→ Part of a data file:
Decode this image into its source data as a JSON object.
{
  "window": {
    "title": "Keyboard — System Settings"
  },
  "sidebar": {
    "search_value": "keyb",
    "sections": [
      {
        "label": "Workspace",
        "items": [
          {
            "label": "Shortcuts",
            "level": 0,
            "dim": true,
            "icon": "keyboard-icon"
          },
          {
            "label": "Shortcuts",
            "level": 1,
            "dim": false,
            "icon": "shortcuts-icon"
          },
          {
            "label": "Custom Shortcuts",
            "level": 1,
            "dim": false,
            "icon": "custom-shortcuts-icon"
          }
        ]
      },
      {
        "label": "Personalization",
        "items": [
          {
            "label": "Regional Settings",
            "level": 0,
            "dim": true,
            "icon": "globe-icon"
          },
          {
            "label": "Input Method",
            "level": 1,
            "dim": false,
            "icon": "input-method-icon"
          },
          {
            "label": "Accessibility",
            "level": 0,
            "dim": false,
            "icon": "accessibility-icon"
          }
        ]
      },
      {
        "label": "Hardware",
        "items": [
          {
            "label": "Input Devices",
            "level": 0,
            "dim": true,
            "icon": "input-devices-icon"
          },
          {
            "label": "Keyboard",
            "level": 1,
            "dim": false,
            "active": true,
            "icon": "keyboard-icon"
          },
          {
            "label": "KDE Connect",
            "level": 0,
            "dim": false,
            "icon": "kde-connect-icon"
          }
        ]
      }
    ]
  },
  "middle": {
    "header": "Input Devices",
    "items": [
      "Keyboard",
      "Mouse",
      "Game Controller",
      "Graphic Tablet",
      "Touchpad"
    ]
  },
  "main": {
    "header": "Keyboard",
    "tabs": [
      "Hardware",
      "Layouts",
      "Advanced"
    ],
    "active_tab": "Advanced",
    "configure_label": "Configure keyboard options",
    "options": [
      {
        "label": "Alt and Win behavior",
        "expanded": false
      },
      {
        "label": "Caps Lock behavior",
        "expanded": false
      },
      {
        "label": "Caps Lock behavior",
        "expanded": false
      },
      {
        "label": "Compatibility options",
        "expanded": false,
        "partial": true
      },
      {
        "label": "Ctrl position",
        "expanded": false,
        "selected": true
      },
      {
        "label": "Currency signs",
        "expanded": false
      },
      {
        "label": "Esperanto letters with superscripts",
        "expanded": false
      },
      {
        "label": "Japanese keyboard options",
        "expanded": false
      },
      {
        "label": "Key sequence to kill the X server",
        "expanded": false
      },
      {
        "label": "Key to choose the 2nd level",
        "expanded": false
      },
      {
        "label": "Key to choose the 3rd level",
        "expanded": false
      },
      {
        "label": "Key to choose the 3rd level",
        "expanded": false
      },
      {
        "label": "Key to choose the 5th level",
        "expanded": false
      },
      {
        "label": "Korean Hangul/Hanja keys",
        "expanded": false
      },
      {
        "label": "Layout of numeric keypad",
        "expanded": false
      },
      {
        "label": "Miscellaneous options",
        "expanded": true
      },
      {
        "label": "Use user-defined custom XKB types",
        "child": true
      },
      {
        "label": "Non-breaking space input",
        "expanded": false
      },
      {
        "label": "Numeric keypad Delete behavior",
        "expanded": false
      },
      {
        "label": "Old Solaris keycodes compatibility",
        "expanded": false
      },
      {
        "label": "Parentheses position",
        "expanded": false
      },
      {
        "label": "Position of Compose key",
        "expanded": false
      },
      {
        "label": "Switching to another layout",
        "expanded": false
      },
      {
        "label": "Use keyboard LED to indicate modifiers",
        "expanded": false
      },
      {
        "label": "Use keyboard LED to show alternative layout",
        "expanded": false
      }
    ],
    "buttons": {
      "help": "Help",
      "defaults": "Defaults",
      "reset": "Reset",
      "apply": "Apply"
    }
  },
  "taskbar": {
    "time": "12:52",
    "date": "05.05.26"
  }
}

→ TASK GOAL:
In the records above, locate every line with the string "behavior" and copy it.

→ WRITTEN REPLY:
        "label": "Alt and Win behavior",
        "label": "Caps Lock behavior",
        "label": "Caps Lock behavior",
        "label": "Numeric keypad Delete behavior",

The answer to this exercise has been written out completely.